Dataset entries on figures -
______

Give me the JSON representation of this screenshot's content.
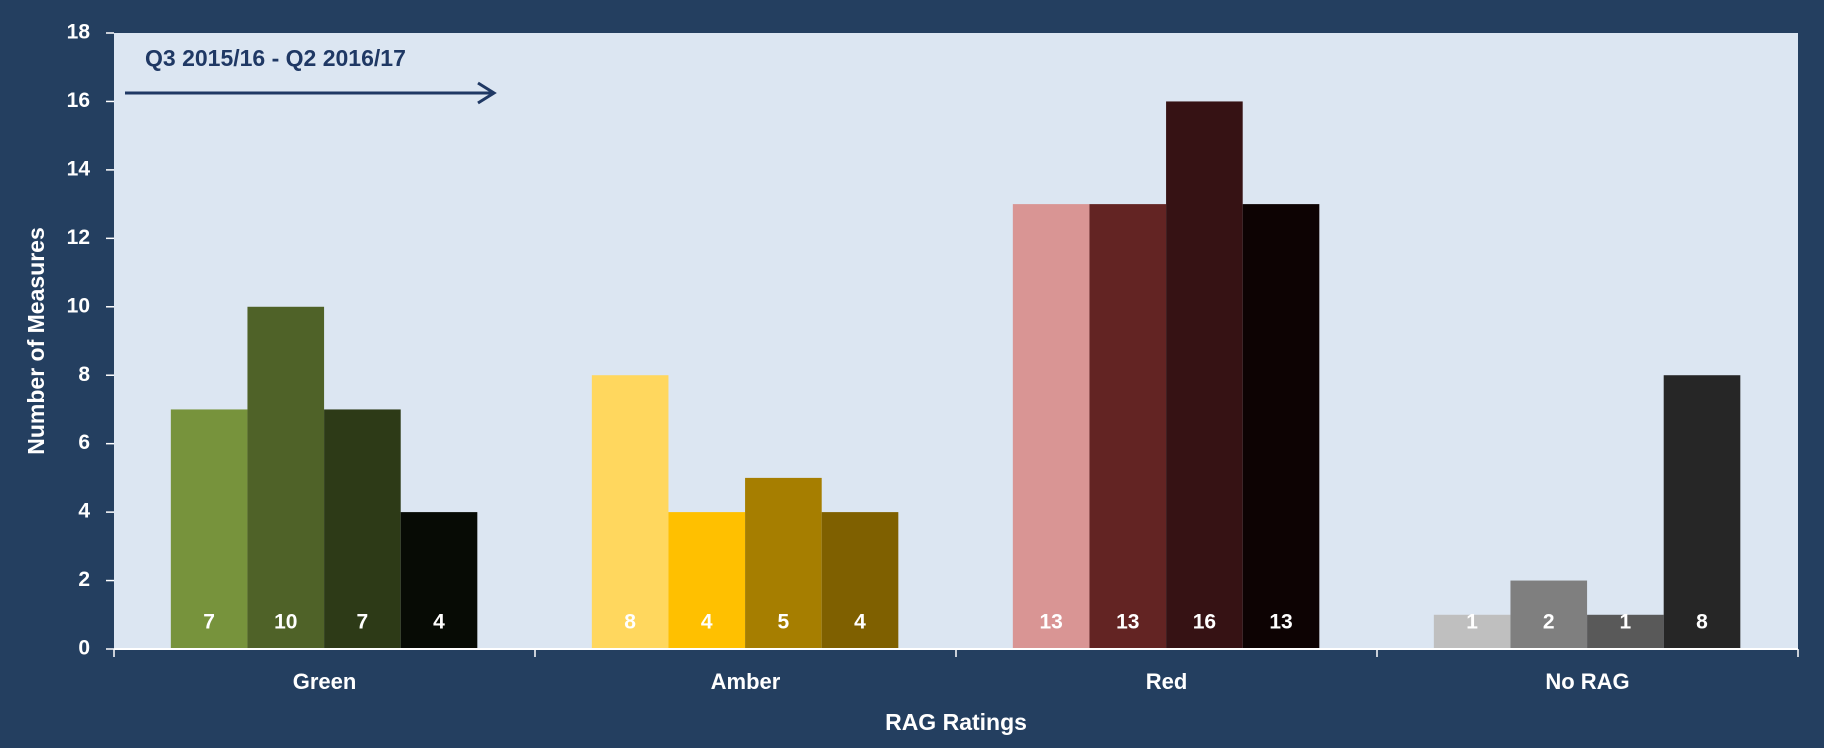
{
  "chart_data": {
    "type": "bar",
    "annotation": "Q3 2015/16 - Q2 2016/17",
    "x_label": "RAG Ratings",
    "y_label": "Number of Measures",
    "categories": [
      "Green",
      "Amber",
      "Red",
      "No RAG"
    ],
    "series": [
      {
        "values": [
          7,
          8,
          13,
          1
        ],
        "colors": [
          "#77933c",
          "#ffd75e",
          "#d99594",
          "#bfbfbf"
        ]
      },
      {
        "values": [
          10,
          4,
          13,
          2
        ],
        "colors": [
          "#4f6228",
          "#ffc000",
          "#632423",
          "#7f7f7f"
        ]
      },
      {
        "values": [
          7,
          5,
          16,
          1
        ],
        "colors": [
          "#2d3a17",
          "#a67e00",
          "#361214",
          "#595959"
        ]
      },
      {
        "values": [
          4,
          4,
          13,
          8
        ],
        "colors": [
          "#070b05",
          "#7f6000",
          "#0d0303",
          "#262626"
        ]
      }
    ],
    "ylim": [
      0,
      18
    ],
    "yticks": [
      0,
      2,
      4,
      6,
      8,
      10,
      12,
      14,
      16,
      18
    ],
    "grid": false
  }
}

______

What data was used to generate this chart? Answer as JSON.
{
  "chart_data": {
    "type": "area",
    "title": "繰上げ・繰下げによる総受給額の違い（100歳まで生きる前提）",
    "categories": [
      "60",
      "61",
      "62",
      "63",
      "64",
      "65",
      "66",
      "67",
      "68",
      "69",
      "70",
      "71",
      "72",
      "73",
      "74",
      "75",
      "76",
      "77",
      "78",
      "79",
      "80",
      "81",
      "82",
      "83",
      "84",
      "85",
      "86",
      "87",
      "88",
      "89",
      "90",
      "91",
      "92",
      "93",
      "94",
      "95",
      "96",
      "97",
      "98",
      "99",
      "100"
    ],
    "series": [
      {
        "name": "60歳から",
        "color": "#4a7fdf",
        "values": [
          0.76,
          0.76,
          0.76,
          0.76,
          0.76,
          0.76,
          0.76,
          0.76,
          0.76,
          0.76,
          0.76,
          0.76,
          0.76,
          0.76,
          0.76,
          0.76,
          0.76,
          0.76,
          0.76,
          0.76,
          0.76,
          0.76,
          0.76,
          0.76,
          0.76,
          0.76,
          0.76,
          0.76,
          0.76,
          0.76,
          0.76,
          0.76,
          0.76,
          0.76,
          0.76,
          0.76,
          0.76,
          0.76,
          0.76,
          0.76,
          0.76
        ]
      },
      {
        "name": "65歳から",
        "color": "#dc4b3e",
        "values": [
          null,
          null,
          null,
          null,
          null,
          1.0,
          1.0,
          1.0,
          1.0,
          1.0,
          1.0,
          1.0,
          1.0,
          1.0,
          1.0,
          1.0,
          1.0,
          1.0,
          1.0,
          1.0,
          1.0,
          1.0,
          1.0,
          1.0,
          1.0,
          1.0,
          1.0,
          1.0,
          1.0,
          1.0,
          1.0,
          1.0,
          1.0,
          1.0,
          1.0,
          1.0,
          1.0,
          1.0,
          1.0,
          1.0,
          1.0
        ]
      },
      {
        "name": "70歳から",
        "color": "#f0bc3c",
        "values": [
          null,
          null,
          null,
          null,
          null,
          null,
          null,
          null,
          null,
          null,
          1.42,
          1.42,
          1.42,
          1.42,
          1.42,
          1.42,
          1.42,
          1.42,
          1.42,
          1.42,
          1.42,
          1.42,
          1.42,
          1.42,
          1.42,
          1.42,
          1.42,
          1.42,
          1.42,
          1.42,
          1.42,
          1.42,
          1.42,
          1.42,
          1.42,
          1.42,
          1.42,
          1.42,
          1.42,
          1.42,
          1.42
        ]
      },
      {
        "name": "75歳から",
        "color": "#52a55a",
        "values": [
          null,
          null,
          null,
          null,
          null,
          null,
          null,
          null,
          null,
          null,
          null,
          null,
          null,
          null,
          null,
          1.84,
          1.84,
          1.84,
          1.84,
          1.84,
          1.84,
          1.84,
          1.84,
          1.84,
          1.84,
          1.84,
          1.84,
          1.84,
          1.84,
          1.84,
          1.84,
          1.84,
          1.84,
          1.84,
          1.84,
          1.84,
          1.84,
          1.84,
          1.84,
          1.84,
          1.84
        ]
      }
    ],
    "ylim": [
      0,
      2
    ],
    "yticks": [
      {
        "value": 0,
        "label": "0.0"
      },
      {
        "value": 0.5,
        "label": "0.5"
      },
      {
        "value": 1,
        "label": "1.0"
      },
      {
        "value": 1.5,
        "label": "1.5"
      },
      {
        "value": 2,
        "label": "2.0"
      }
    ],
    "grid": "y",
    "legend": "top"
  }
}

______

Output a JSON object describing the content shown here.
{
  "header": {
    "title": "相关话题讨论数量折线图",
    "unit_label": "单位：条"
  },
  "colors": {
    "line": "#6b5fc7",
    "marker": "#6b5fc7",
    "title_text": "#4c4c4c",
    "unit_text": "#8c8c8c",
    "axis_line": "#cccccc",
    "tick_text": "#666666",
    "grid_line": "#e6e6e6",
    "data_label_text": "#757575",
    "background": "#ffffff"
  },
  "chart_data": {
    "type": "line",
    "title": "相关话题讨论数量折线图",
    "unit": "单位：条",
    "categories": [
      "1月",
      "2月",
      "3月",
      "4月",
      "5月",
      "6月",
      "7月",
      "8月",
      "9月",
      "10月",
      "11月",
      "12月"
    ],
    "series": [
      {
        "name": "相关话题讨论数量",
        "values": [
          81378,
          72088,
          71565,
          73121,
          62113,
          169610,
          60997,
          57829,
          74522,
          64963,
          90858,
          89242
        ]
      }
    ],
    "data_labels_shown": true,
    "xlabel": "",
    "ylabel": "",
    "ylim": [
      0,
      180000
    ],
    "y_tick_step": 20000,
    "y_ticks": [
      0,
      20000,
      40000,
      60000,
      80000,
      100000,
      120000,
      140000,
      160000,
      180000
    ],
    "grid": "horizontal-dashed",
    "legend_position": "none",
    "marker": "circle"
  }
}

______

Aim of the task -
Copy every line of the material in which the word "JSON" occurs.

The answer -
Give me the JSON representation of this screenshot's content.
What data was used to generate this chart? Answer as JSON.
Output a JSON object describing the content shown here.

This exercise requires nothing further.